# Start of Exercise material

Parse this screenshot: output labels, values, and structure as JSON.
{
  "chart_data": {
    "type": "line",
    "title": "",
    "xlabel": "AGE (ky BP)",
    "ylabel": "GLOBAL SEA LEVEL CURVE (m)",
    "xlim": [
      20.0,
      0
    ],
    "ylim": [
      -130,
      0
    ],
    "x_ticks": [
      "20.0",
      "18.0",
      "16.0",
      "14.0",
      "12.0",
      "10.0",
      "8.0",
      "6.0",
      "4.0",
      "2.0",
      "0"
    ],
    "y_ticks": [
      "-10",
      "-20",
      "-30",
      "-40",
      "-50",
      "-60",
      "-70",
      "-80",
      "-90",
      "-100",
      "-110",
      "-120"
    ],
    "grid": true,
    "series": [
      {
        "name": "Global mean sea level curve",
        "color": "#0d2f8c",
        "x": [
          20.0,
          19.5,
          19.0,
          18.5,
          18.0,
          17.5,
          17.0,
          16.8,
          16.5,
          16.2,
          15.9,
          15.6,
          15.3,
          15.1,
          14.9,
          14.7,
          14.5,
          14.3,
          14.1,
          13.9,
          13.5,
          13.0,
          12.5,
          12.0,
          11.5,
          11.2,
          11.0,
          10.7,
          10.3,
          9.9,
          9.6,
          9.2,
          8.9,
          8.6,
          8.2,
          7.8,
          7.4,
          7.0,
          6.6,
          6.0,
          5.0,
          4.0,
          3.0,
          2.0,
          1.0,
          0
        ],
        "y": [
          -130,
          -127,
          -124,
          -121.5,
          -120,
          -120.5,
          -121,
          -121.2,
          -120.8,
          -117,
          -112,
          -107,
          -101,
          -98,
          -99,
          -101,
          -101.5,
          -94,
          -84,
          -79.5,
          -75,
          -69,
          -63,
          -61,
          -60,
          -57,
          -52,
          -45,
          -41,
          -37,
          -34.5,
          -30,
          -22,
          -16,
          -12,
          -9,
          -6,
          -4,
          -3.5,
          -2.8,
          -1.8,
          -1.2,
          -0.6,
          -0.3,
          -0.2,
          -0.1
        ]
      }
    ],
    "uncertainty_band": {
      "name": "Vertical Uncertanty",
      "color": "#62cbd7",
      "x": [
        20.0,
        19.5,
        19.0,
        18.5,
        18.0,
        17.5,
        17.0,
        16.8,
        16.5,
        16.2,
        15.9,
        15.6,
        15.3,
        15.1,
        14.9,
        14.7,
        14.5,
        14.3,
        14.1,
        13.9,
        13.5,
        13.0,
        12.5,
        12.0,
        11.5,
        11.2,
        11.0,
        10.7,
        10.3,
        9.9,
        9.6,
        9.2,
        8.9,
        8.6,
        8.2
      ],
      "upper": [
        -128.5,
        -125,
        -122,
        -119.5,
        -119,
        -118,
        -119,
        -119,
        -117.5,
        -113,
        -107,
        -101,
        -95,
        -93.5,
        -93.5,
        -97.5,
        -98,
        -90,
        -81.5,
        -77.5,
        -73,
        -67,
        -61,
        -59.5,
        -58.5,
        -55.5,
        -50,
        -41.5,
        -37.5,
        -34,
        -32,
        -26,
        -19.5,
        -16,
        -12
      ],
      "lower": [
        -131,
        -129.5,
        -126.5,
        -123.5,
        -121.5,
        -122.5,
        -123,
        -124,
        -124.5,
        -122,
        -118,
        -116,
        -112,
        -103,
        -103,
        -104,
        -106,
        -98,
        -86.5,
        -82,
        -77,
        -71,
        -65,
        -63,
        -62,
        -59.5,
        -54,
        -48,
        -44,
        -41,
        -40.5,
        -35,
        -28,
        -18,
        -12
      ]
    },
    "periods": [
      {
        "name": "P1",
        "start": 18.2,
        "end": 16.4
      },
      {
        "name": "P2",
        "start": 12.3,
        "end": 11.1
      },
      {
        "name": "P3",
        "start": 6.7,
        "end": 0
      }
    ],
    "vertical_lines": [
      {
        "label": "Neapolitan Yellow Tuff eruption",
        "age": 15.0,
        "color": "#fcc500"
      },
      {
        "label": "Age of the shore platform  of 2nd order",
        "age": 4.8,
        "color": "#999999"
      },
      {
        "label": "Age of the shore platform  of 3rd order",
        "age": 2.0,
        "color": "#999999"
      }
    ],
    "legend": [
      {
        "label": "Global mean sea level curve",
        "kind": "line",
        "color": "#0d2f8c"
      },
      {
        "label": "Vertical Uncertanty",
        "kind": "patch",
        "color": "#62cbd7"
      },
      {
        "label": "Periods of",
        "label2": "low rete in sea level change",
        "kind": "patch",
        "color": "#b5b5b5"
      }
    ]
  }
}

# End of Exercise material
# Start of Exercise material

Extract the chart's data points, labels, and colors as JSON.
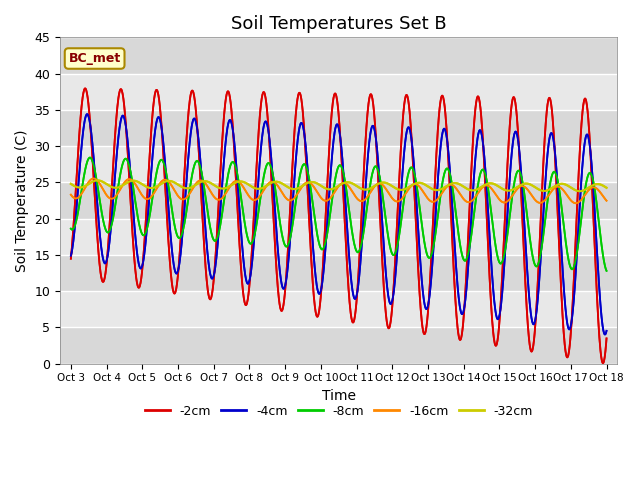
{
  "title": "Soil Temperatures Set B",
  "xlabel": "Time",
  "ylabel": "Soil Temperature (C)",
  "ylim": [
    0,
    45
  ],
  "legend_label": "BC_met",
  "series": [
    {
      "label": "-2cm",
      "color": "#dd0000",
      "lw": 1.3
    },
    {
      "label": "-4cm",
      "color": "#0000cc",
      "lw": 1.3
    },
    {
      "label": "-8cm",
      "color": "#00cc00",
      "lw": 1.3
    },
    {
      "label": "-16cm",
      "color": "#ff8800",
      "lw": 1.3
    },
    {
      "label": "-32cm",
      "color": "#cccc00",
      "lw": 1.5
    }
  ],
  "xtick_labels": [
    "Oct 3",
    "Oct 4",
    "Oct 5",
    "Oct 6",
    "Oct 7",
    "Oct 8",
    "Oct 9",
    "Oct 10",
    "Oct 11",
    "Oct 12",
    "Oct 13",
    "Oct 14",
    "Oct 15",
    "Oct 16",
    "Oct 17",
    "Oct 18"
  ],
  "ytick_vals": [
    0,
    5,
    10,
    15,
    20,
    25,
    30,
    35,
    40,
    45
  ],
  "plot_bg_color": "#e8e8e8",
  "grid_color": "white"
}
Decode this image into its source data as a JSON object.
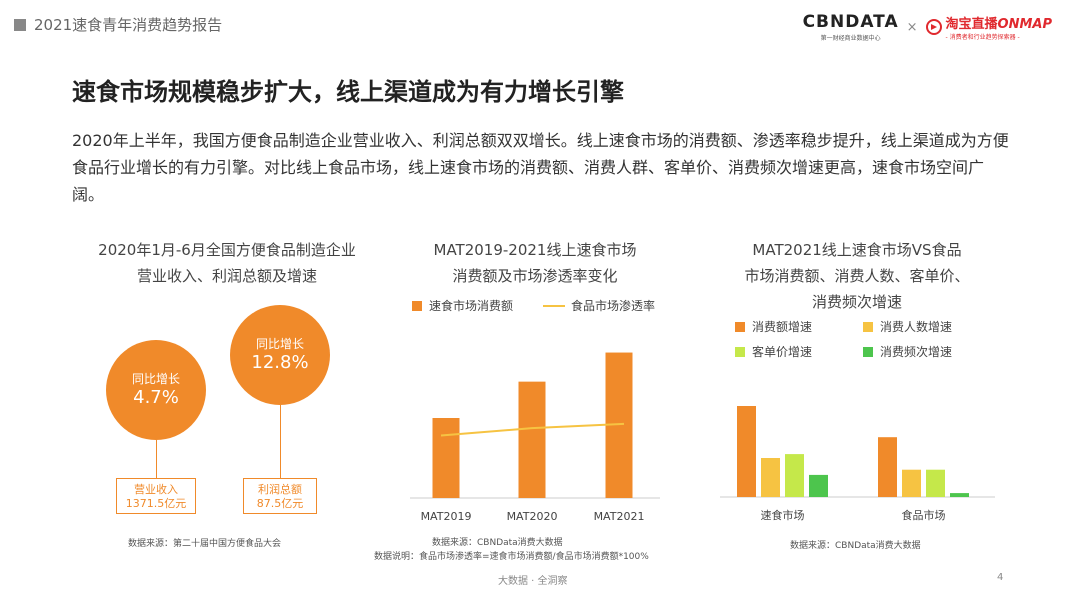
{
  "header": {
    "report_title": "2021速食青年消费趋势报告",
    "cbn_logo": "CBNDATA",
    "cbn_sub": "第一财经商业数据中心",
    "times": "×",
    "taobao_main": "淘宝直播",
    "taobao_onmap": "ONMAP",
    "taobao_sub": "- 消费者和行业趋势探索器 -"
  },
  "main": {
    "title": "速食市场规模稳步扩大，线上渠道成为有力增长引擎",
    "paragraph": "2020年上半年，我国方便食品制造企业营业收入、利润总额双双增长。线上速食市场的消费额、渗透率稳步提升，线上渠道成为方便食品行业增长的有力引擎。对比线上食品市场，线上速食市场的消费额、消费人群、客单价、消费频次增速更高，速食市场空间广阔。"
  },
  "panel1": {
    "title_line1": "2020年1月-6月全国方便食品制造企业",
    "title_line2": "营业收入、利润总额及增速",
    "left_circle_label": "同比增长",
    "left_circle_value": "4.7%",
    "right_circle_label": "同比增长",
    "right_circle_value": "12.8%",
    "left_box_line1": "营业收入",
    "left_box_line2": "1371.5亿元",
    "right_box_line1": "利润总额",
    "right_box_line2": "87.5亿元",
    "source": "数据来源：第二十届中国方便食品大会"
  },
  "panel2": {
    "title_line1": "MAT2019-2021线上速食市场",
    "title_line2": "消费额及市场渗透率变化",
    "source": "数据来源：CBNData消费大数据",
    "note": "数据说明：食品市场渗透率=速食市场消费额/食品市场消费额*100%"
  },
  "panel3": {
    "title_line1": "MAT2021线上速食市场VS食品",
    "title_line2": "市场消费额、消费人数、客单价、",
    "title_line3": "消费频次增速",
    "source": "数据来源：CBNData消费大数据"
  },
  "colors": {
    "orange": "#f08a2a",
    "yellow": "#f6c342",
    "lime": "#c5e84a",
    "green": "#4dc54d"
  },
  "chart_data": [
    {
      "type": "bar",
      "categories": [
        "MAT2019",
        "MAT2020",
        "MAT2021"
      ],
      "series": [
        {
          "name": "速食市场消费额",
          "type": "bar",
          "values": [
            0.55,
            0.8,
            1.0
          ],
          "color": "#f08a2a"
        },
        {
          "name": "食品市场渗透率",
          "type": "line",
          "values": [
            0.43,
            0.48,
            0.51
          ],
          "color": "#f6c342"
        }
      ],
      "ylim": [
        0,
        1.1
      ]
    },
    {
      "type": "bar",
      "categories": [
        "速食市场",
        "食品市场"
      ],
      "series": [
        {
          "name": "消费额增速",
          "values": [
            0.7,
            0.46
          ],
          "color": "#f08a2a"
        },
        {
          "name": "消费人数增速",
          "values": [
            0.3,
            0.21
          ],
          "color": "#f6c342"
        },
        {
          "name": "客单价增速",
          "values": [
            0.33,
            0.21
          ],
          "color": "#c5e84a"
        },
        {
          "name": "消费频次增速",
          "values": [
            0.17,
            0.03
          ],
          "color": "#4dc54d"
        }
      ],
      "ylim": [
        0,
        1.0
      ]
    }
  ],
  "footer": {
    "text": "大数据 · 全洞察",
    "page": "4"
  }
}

# End of Exercise material

- Directions:
Select the lines from the entries that include the word "source".

- Result for this exercise:
Decode this image into its source data as a JSON object.
    "source": "数据来源：第二十届中国方便食品大会"
    "source": "数据来源：CBNData消费大数据",
    "source": "数据来源：CBNData消费大数据"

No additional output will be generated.